[Dataset records]
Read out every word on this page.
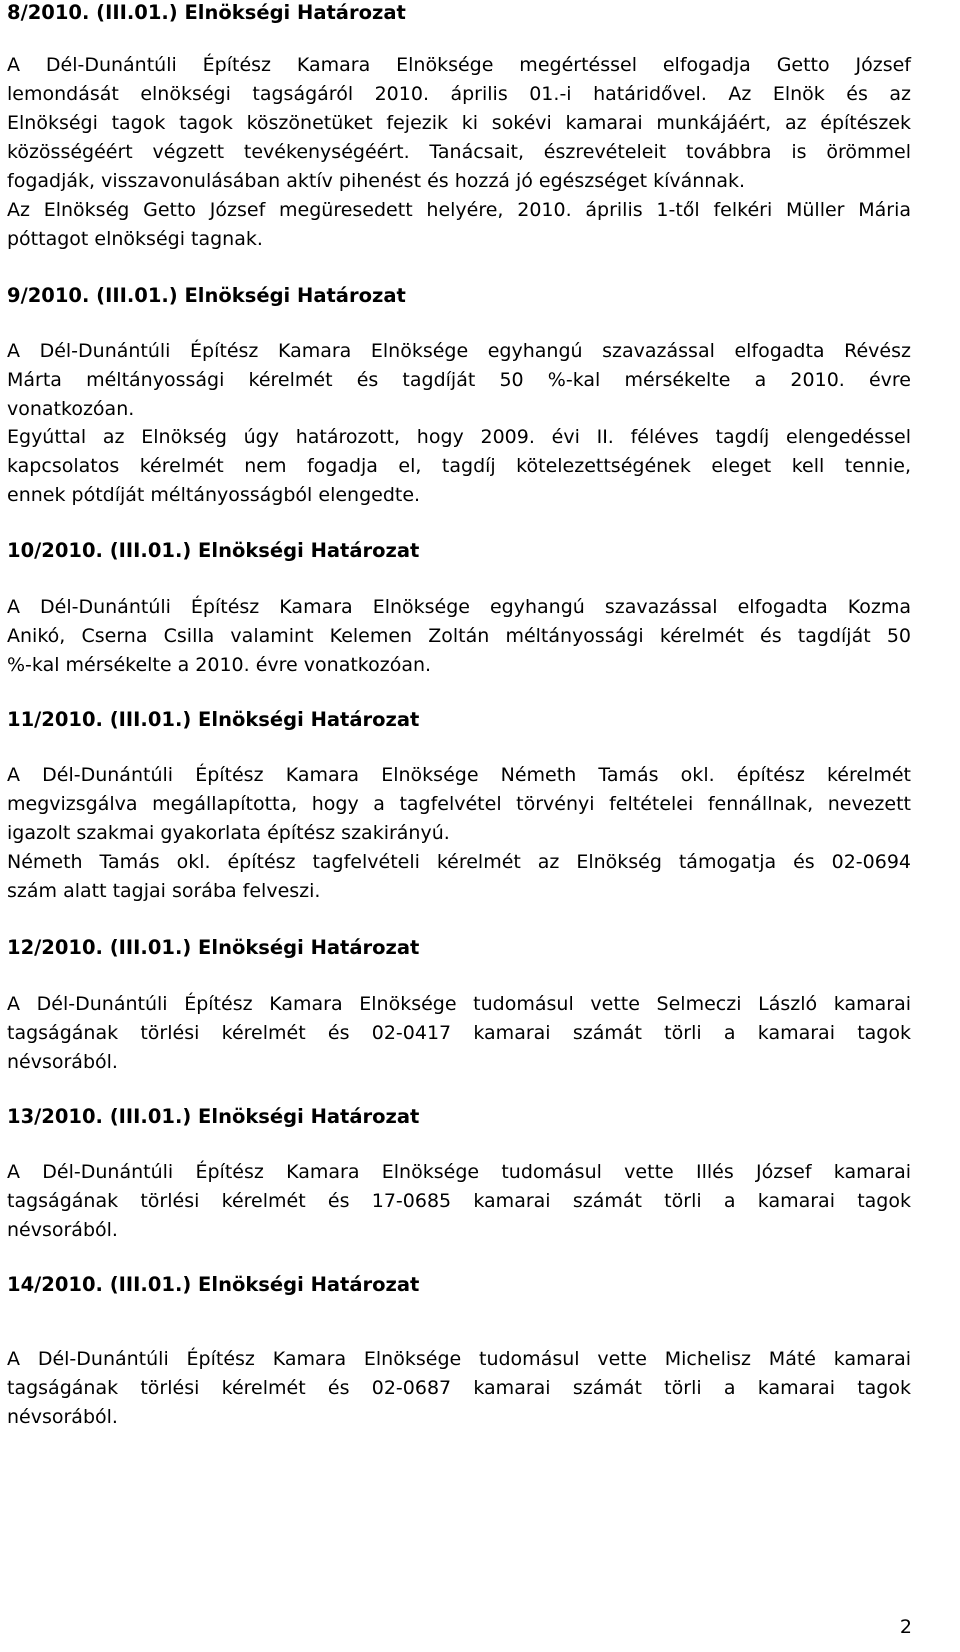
8/2010. (III.01.) Elnökségi Határozat
A Dél-Dunántúli Építész Kamara Elnöksége megértéssel elfogadja Getto József
lemondását elnökségi tagságáról 2010. április 01.-i határidővel. Az Elnök és az
Elnökségi tagok tagok köszönetüket fejezik ki sokévi kamarai munkájáért, az építészek
közösségéért végzett tevékenységéért. Tanácsait, észrevételeit továbbra is örömmel
fogadják, visszavonulásában aktív pihenést és hozzá jó egészséget kívánnak.
Az Elnökség Getto József megüresedett helyére, 2010. április 1-től felkéri Müller Mária
póttagot elnökségi tagnak.
9/2010. (III.01.) Elnökségi Határozat
A Dél-Dunántúli Építész Kamara Elnöksége egyhangú szavazással elfogadta Révész
Márta méltányossági kérelmét és tagdíját 50 %-kal mérsékelte a 2010. évre
vonatkozóan.
Egyúttal az Elnökség úgy határozott, hogy 2009. évi II. féléves tagdíj elengedéssel
kapcsolatos kérelmét nem fogadja el, tagdíj kötelezettségének eleget kell tennie,
ennek pótdíját méltányosságból elengedte.
10/2010. (III.01.) Elnökségi Határozat
A Dél-Dunántúli Építész Kamara Elnöksége egyhangú szavazással elfogadta Kozma
Anikó, Cserna Csilla valamint Kelemen Zoltán méltányossági kérelmét és tagdíját 50
%-kal mérsékelte a 2010. évre vonatkozóan.
11/2010. (III.01.) Elnökségi Határozat
A Dél-Dunántúli Építész Kamara Elnöksége Németh Tamás okl. építész kérelmét
megvizsgálva megállapította, hogy a tagfelvétel törvényi feltételei fennállnak, nevezett
igazolt szakmai gyakorlata építész szakirányú.
Németh Tamás okl. építész tagfelvételi kérelmét az Elnökség támogatja és 02-0694
szám alatt tagjai sorába felveszi.
12/2010. (III.01.) Elnökségi Határozat
A Dél-Dunántúli Építész Kamara Elnöksége tudomásul vette Selmeczi László kamarai
tagságának törlési kérelmét és 02-0417 kamarai számát törli a kamarai tagok
névsorából.
13/2010. (III.01.) Elnökségi Határozat
A Dél-Dunántúli Építész Kamara Elnöksége tudomásul vette Illés József kamarai
tagságának törlési kérelmét és 17-0685 kamarai számát törli a kamarai tagok
névsorából.
14/2010. (III.01.) Elnökségi Határozat
A Dél-Dunántúli Építész Kamara Elnöksége tudomásul vette Michelisz Máté kamarai
tagságának törlési kérelmét és 02-0687 kamarai számát törli a kamarai tagok
névsorából.
2
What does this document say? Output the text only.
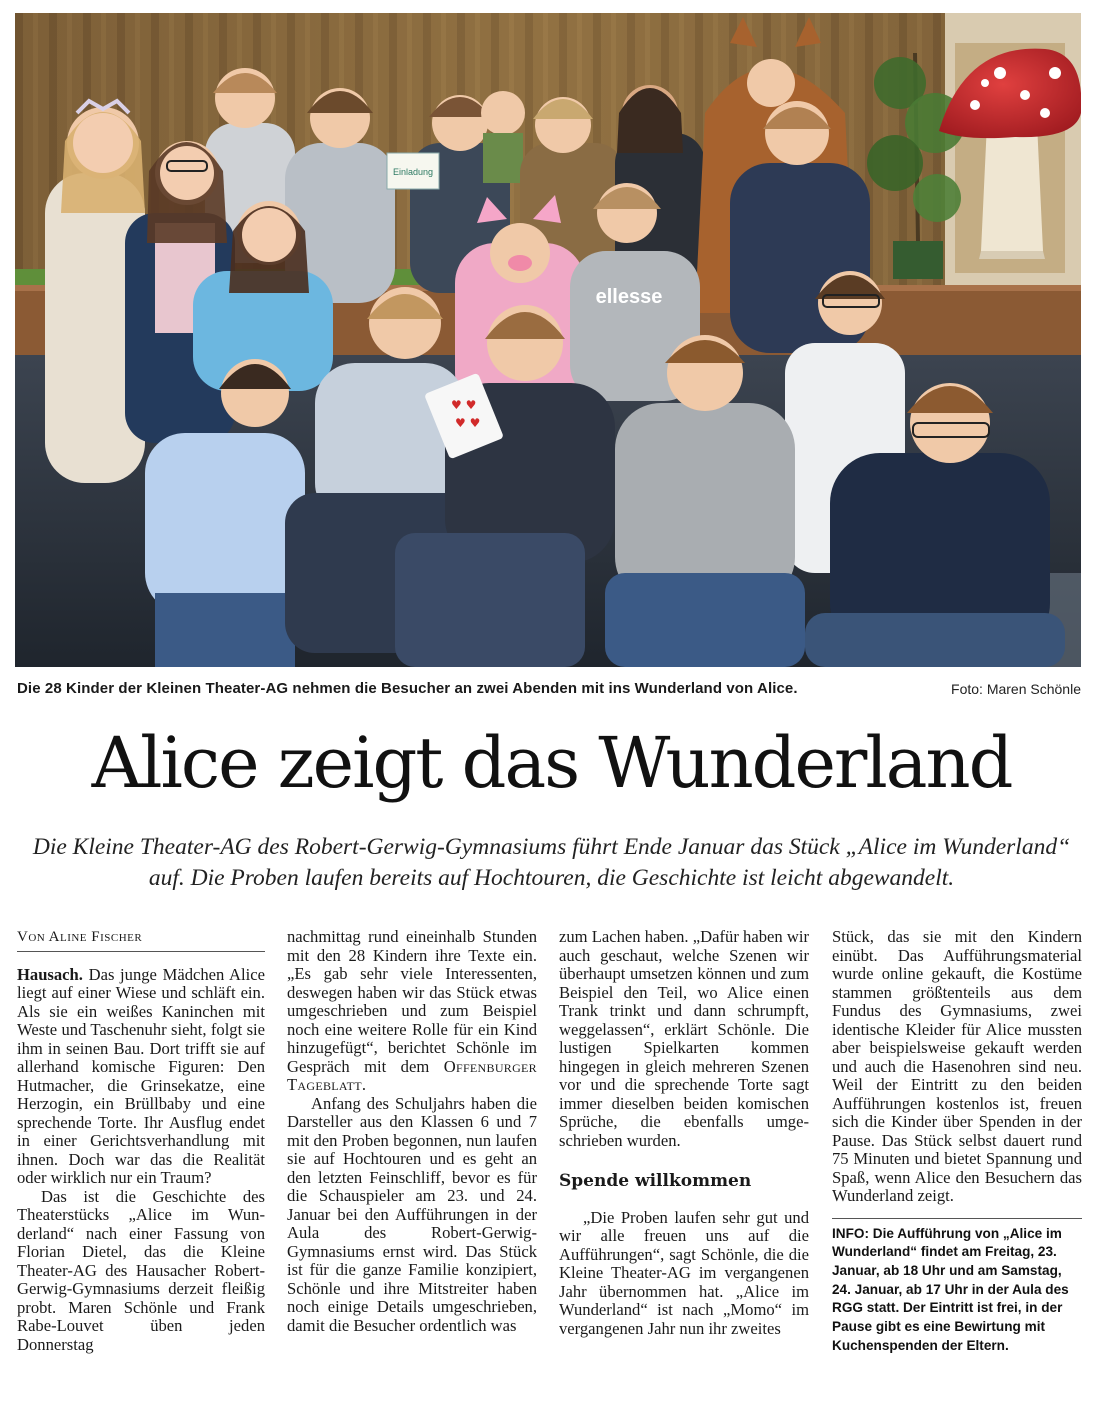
Einladung
ellesse
♥ ♥
♥ ♥
Die 28 Kinder der Kleinen Theater-AG nehmen die Besucher an zwei Abenden mit ins Wunderland von Alice.	Foto: Maren Schönle
Alice zeigt das Wunderland

Die Kleine Theater-AG des Robert-Gerwig-Gymnasiums führt Ende Januar das Stück „Alice im Wunderland“ auf. Die Proben laufen bereits auf Hochtouren, die Geschichte ist leicht abgewandelt.

Von Aline Fischer

Hausach. Das junge Mädchen Alice liegt auf einer Wiese und schläft ein. Als sie ein weißes Kaninchen mit Weste und Taschenuhr sieht, folgt sie ihm in seinen Bau. Dort trifft sie auf allerhand komische Figuren: Den Hutmacher, die Grinsekatze, eine Herzogin, ein Brüllbaby und eine sprechende Torte. Ihr Ausflug endet in einer Gerichtsverhandlung mit ihnen. Doch war das die Realität oder wirklich nur ein Traum?

Das ist die Geschichte des Theaterstücks „Alice im Wunderland“ nach einer Fassung von Florian Dietel, das die Kleine Theater-AG des Hausacher Robert-Gerwig-Gymnasiums derzeit fleißig probt. Maren Schönle und Frank Rabe-Louvet üben jeden Donnerstag

nachmittag rund eineinhalb Stunden mit den 28 Kindern ihre Texte ein. „Es gab sehr viele Interessenten, deswegen haben wir das Stück etwas umgeschrieben und zum Beispiel noch eine weitere Rolle für ein Kind hinzugefügt“, berichtet Schönle im Gespräch mit dem Offenburger Tageblatt.

Anfang des Schuljahrs haben die Darsteller aus den Klassen 6 und 7 mit den Proben begonnen, nun laufen sie auf Hochtouren und es geht an den letzten Feinschliff, bevor es für die Schauspieler am 23. und 24. Januar bei den Aufführungen in der Aula des Robert-Gerwig-Gymnasiums ernst wird. Das Stück ist für die ganze Familie konzipiert, Schönle und ihre Mitstreiter haben noch einige Details umgeschrieben, damit die Besucher ordentlich was

zum Lachen haben. „Dafür haben wir auch geschaut, welche Szenen wir überhaupt umsetzen können und zum Beispiel den Teil, wo Alice einen Trank trinkt und dann schrumpft, weggelassen“, erklärt Schönle. Die lustigen Spielkarten kommen hingegen in gleich mehreren Szenen vor und die sprechende Torte sagt immer dieselben beiden komischen Sprüche, die ebenfalls umgeschrieben wurden.

Spende willkommen

„Die Proben laufen sehr gut und wir alle freuen uns auf die Aufführungen“, sagt Schönle, die die Kleine Theater-AG im vergangenen Jahr übernommen hat. „Alice im Wunderland“ ist nach „Momo“ im vergangenen Jahr nun ihr zweites

Stück, das sie mit den Kindern einübt. Das Aufführungsmaterial wurde online gekauft, die Kostüme stammen größtenteils aus dem Fundus des Gymnasiums, zwei identische Kleider für Alice mussten aber beispielsweise gekauft werden und auch die Hasenohren sind neu. Weil der Eintritt zu den beiden Aufführungen kostenlos ist, freuen sich die Kinder über Spenden in der Pause. Das Stück selbst dauert rund 75 Minuten und bietet Spannung und Spaß, wenn Alice den Besuchern das Wunderland zeigt.

INFO: Die Aufführung von „Alice im Wunderland“ findet am Freitag, 23. Januar, ab 18 Uhr und am Samstag, 24. Januar, ab 17 Uhr in der Aula des RGG statt. Der Eintritt ist frei, in der Pause gibt es eine Bewirtung mit Kuchenspenden der Eltern.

AIM OF THE TASK » Gather every line containing the word "Januar" and copy it.

RESULT FOR THIS TASK »
Die Kleine Theater-AG des Robert-Gerwig-Gymnasiums führt Ende Januar das Stück „Alice im Wunderland“ auf. Die Proben laufen bereits auf Hochtouren, die Geschichte ist leicht abgewandelt.
Anfang des Schuljahrs haben die Darsteller aus den Klassen 6 und 7 mit den Proben begonnen, nun laufen sie auf Hochtouren und es geht an den letzten Feinschliff, bevor es für die Schauspieler am 23. und 24. Januar bei den Aufführungen in der Aula des Robert-Gerwig-Gymnasiums ernst wird. Das Stück ist für die ganze Familie konzipiert, Schönle und ihre Mitstreiter haben noch einige Details umgeschrieben, damit die Besucher ordentlich was
INFO: Die Aufführung von „Alice im Wunderland“ findet am Freitag, 23. Januar, ab 18 Uhr und am Samstag, 24. Januar, ab 17 Uhr in der Aula des RGG statt. Der Eintritt ist frei, in der Pause gibt es eine Bewirtung mit Kuchenspenden der Eltern.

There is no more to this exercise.